| GIVEN PROBLEM |
Locate every line in the records below that holds the word "JSON" and return each one.

| RECORDS SHOWN |
━━━━━━━━━━

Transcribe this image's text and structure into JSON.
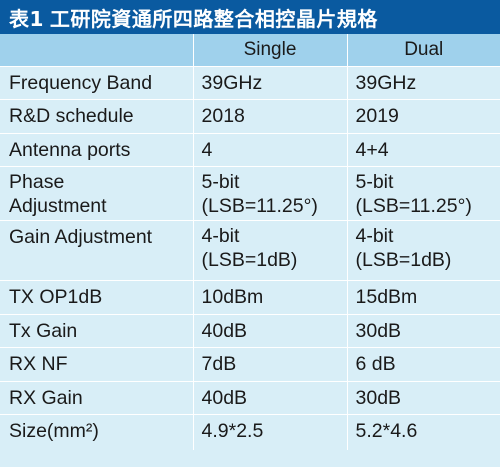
{
  "title": {
    "label": "表1",
    "text": "工研院資通所四路整合相控晶片規格"
  },
  "table": {
    "headers": [
      "",
      "Single",
      "Dual"
    ],
    "rows": [
      {
        "param": [
          "Frequency Band"
        ],
        "single": [
          "39GHz"
        ],
        "dual": [
          "39GHz"
        ]
      },
      {
        "param": [
          "R&D schedule"
        ],
        "single": [
          "2018"
        ],
        "dual": [
          "2019"
        ]
      },
      {
        "param": [
          "Antenna ports"
        ],
        "single": [
          "4"
        ],
        "dual": [
          "4+4"
        ]
      },
      {
        "param": [
          "Phase",
          "Adjustment"
        ],
        "single": [
          "5-bit",
          "(LSB=11.25°)"
        ],
        "dual": [
          "5-bit",
          "(LSB=11.25°)"
        ]
      },
      {
        "param": [
          "Gain Adjustment"
        ],
        "single": [
          "4-bit",
          "(LSB=1dB)"
        ],
        "dual": [
          "4-bit",
          "(LSB=1dB)"
        ]
      },
      {
        "param": [
          "TX OP1dB"
        ],
        "single": [
          "10dBm"
        ],
        "dual": [
          "15dBm"
        ]
      },
      {
        "param": [
          "Tx Gain"
        ],
        "single": [
          "40dB"
        ],
        "dual": [
          "30dB"
        ]
      },
      {
        "param": [
          "RX NF"
        ],
        "single": [
          "7dB"
        ],
        "dual": [
          "6 dB"
        ]
      },
      {
        "param": [
          "RX Gain"
        ],
        "single": [
          "40dB"
        ],
        "dual": [
          "30dB"
        ]
      },
      {
        "param": [
          "Size(mm²)"
        ],
        "single": [
          "4.9*2.5"
        ],
        "dual": [
          "5.2*4.6"
        ]
      }
    ]
  },
  "colors": {
    "title_bg": "#0a5aa0",
    "header_bg": "#9fd1ec",
    "body_bg": "#d8eef7"
  }
}
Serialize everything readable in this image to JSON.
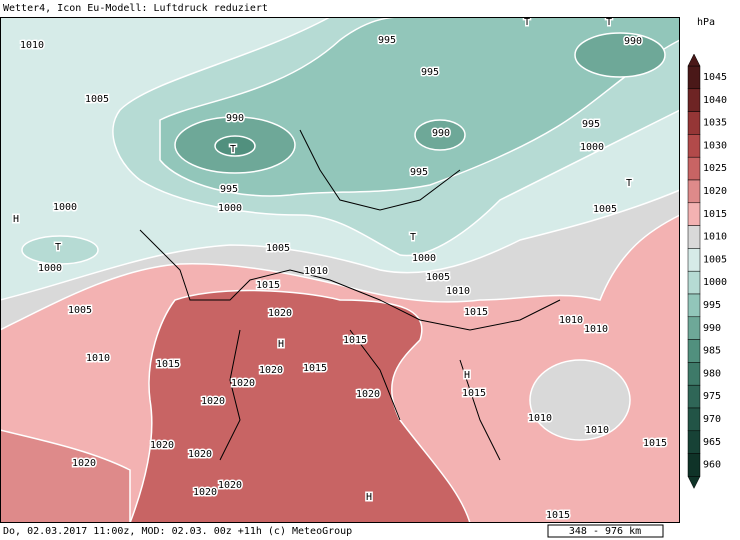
{
  "header": {
    "title": "Wetter4, Icon Eu-Modell: Luftdruck reduziert"
  },
  "footer": {
    "text": "Do, 02.03.2017 11:00z, MOD: 02.03. 00z +11h (c) MeteoGroup",
    "scale": "348 - 976 km"
  },
  "legend": {
    "unit": "hPa",
    "items": [
      {
        "label": "1045",
        "color": "#4a1818"
      },
      {
        "label": "1040",
        "color": "#6e2424"
      },
      {
        "label": "1035",
        "color": "#953636"
      },
      {
        "label": "1030",
        "color": "#b24a4a"
      },
      {
        "label": "1025",
        "color": "#c86464"
      },
      {
        "label": "1020",
        "color": "#de8a8a"
      },
      {
        "label": "1015",
        "color": "#f3b2b2"
      },
      {
        "label": "1010",
        "color": "#d9d9d9"
      },
      {
        "label": "1005",
        "color": "#d6ebe8"
      },
      {
        "label": "1000",
        "color": "#b6dbd4"
      },
      {
        "label": "995",
        "color": "#92c6ba"
      },
      {
        "label": "990",
        "color": "#6ea898"
      },
      {
        "label": "985",
        "color": "#51907e"
      },
      {
        "label": "980",
        "color": "#3e7a69"
      },
      {
        "label": "975",
        "color": "#2f6657"
      },
      {
        "label": "970",
        "color": "#225446"
      },
      {
        "label": "965",
        "color": "#174236"
      },
      {
        "label": "960",
        "color": "#0f3328"
      }
    ]
  },
  "map": {
    "labels": [
      "1010",
      "1005",
      "995",
      "995",
      "990",
      "990",
      "990",
      "995",
      "1000",
      "995",
      "995",
      "1000",
      "1000",
      "1005",
      "1000",
      "1000",
      "1005",
      "1010",
      "1005",
      "1015",
      "1010",
      "1005",
      "1020",
      "1015",
      "1010",
      "1010",
      "1015",
      "1010",
      "1015",
      "1020",
      "1015",
      "1020",
      "1015",
      "1020",
      "1020",
      "1010",
      "1010",
      "1020",
      "1015",
      "1020",
      "1020",
      "1020",
      "1020",
      "1015",
      "T",
      "T",
      "T",
      "T",
      "H",
      "H",
      "H",
      "H",
      "T",
      "T"
    ]
  }
}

━━━━━━━━━━

| WRITTEN REPLY |
Transcribe this image's text and structure into JSON.
Serialize everything readable in this image to JSON.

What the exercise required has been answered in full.